Task instructions:
Copy out every line in the entries below that includes "colors".

********

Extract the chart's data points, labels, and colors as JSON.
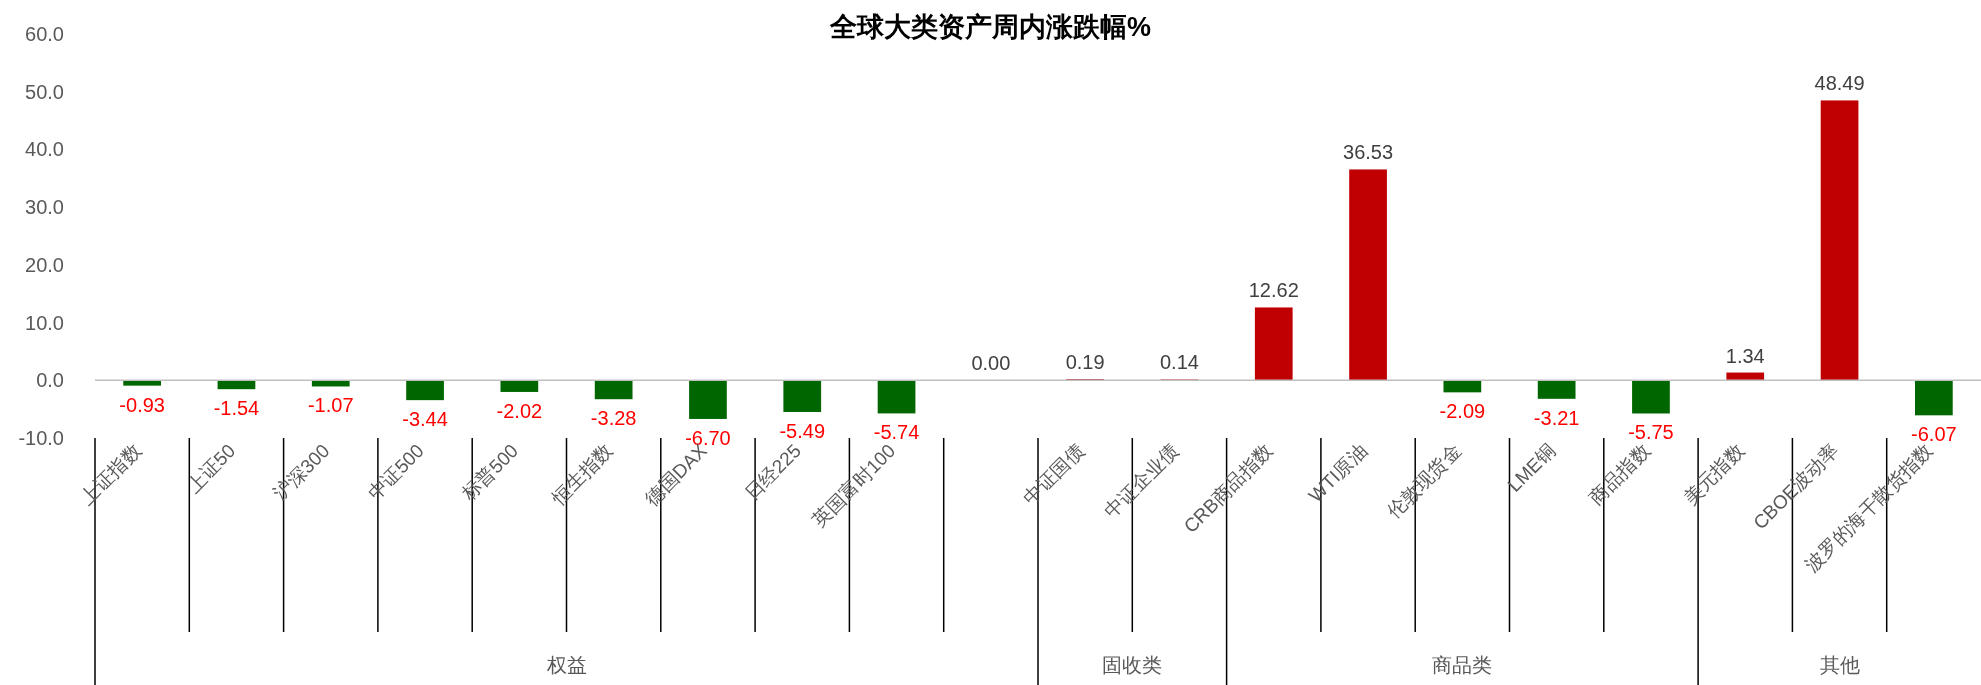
{
  "chart_data": {
    "type": "bar",
    "title": "全球大类资产周内涨跌幅%",
    "categories": [
      "上证指数",
      "上证50",
      "沪深300",
      "中证500",
      "标普500",
      "恒生指数",
      "德国DAX",
      "日经225",
      "英国富时100",
      null,
      "中证国债",
      "中证企业债",
      "CRB商品指数",
      "WTI原油",
      "伦敦现货金",
      "LME铜",
      "商品指数",
      "美元指数",
      "CBOE波动率",
      "波罗的海干散货指数"
    ],
    "values": [
      -0.93,
      -1.54,
      -1.07,
      -3.44,
      -2.02,
      -3.28,
      -6.7,
      -5.49,
      -5.74,
      0.0,
      0.19,
      0.14,
      12.62,
      36.53,
      -2.09,
      -3.21,
      -5.75,
      1.34,
      48.49,
      -6.07
    ],
    "colors": [
      "#006600",
      "#006600",
      "#006600",
      "#006600",
      "#006600",
      "#006600",
      "#006600",
      "#006600",
      "#006600",
      "#c00000",
      "#c00000",
      "#c00000",
      "#c00000",
      "#c00000",
      "#006600",
      "#006600",
      "#006600",
      "#c00000",
      "#c00000",
      "#006600"
    ],
    "value_labels": [
      "-0.93",
      "-1.54",
      "-1.07",
      "-3.44",
      "-2.02",
      "-3.28",
      "-6.70",
      "-5.49",
      "-5.74",
      "0.00",
      "0.19",
      "0.14",
      "12.62",
      "36.53",
      "-2.09",
      "-3.21",
      "-5.75",
      "1.34",
      "48.49",
      "-6.07"
    ],
    "ylim": [
      -10,
      60
    ],
    "yticks": [
      {
        "value": -10,
        "label": "-10.0"
      },
      {
        "value": 0,
        "label": "0.0"
      },
      {
        "value": 10,
        "label": "10.0"
      },
      {
        "value": 20,
        "label": "20.0"
      },
      {
        "value": 30,
        "label": "30.0"
      },
      {
        "value": 40,
        "label": "40.0"
      },
      {
        "value": 50,
        "label": "50.0"
      },
      {
        "value": 60,
        "label": "60.0"
      }
    ],
    "annotations": [
      "权益",
      "固收类",
      "商品类",
      "其他"
    ]
  }
}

********

Task output:
Extract the chart's data points, labels, and colors as JSON.
    "colors": [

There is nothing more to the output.